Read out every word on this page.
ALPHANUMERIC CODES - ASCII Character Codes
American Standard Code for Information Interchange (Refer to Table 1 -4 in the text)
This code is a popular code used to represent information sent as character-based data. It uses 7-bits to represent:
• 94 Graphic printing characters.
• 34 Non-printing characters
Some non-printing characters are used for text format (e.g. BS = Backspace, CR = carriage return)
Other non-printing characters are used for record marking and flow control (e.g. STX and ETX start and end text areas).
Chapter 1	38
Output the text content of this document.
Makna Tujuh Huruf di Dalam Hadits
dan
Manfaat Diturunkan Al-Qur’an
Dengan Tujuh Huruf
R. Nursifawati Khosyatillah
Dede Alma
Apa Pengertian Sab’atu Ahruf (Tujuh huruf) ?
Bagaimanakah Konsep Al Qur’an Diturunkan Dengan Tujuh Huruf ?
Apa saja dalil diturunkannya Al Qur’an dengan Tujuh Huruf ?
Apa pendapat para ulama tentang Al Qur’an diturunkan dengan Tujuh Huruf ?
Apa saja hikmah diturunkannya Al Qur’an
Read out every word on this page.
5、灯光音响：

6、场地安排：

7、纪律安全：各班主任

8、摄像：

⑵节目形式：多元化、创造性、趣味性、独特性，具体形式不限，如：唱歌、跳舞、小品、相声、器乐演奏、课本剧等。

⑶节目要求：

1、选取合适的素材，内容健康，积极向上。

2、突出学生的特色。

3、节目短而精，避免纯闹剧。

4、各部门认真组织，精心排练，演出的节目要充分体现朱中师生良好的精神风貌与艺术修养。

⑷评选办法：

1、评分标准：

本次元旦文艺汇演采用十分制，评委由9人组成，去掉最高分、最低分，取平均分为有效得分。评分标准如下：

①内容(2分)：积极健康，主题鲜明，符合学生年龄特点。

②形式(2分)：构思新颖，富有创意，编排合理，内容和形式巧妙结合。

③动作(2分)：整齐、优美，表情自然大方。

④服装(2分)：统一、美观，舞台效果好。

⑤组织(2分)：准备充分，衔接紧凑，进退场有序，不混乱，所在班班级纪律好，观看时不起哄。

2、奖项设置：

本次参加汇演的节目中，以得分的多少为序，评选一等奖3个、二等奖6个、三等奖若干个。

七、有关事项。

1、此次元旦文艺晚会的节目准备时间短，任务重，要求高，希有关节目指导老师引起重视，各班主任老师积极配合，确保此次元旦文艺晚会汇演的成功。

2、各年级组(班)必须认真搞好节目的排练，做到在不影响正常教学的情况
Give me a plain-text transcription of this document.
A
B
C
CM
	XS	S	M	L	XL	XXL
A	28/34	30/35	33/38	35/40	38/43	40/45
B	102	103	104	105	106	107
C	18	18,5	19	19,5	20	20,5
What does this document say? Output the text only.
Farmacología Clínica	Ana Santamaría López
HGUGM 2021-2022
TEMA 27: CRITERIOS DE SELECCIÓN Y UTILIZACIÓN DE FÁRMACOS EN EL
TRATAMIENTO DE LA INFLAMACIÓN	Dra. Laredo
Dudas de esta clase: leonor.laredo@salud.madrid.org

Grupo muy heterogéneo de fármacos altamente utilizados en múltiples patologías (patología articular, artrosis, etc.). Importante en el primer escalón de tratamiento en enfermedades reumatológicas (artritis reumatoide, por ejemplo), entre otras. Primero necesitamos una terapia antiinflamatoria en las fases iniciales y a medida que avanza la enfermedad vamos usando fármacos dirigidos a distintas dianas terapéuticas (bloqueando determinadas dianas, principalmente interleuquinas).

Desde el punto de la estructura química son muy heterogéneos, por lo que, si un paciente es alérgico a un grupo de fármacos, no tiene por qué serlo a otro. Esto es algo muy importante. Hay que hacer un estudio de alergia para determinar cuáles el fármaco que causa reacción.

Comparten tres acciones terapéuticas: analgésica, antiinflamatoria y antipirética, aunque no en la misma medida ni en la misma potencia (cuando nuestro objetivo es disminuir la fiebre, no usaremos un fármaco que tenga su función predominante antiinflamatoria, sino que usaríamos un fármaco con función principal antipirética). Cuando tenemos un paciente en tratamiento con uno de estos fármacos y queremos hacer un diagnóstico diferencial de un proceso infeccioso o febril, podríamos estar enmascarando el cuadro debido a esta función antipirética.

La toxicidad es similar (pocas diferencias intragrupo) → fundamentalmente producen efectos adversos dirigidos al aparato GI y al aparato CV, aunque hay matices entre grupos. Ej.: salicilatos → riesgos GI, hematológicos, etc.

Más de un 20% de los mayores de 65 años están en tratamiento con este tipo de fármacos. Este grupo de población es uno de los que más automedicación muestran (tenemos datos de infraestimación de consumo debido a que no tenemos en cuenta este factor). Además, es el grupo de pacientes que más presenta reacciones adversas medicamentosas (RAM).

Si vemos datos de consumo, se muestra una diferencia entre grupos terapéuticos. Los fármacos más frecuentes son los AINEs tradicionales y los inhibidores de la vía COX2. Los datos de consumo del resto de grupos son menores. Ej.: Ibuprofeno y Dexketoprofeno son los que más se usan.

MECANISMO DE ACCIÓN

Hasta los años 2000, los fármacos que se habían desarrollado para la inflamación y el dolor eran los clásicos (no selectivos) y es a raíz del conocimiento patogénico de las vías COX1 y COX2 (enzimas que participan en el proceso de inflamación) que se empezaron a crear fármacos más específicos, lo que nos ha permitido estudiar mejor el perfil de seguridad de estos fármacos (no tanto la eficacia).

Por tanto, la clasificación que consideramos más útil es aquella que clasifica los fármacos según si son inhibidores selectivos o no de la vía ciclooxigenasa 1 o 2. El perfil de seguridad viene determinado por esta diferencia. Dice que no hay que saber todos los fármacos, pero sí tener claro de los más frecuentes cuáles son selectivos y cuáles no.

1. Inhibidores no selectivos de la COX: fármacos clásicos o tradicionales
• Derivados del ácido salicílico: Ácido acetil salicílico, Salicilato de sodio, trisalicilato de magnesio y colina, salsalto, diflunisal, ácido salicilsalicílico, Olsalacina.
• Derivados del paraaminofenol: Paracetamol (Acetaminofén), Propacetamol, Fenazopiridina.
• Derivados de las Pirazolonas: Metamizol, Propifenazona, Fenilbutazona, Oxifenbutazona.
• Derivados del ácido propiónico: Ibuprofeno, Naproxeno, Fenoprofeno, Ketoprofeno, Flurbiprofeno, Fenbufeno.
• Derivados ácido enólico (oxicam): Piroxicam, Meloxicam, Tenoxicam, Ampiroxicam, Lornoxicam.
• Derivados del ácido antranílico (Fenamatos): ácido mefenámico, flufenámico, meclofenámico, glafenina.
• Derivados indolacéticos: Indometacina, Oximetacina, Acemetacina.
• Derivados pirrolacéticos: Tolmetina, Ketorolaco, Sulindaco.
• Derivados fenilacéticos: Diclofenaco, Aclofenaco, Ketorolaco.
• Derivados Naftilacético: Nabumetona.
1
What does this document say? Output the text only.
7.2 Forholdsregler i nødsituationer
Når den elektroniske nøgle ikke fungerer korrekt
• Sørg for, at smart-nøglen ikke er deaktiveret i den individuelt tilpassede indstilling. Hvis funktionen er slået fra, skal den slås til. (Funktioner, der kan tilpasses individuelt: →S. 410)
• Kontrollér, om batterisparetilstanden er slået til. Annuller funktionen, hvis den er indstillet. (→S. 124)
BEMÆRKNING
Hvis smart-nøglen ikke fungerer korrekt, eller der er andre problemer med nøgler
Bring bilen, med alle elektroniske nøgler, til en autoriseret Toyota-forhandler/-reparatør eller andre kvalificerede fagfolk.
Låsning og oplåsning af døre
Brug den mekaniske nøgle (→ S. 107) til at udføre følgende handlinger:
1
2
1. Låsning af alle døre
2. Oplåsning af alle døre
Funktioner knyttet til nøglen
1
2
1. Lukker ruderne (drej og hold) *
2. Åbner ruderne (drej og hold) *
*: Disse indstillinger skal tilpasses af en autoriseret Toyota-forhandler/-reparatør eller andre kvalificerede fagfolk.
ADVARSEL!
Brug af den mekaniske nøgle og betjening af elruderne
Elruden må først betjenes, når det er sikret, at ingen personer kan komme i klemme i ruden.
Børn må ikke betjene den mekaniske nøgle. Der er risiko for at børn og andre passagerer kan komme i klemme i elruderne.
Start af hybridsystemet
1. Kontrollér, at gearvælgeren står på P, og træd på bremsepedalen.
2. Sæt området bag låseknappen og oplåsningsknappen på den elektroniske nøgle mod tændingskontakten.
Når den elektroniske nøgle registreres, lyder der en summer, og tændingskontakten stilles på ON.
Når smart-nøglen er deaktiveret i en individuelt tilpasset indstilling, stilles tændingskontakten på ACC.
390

Given task:
From the data, list each line in which the string "ácido" appears.

Exercise response:
• Derivados del ácido salicílico: Ácido acetil salicílico, Salicilato de sodio, trisalicilato de magnesio y colina, salsalto, diflunisal, ácido salicilsalicílico, Olsalacina.
• Derivados del ácido propiónico: Ibuprofeno, Naproxeno, Fenoprofeno, Ketoprofeno, Flurbiprofeno, Fenbufeno.
• Derivados ácido enólico (oxicam): Piroxicam, Meloxicam, Tenoxicam, Ampiroxicam, Lornoxicam.
• Derivados del ácido antranílico (Fenamatos): ácido mefenámico, flufenámico, meclofenámico, glafenina.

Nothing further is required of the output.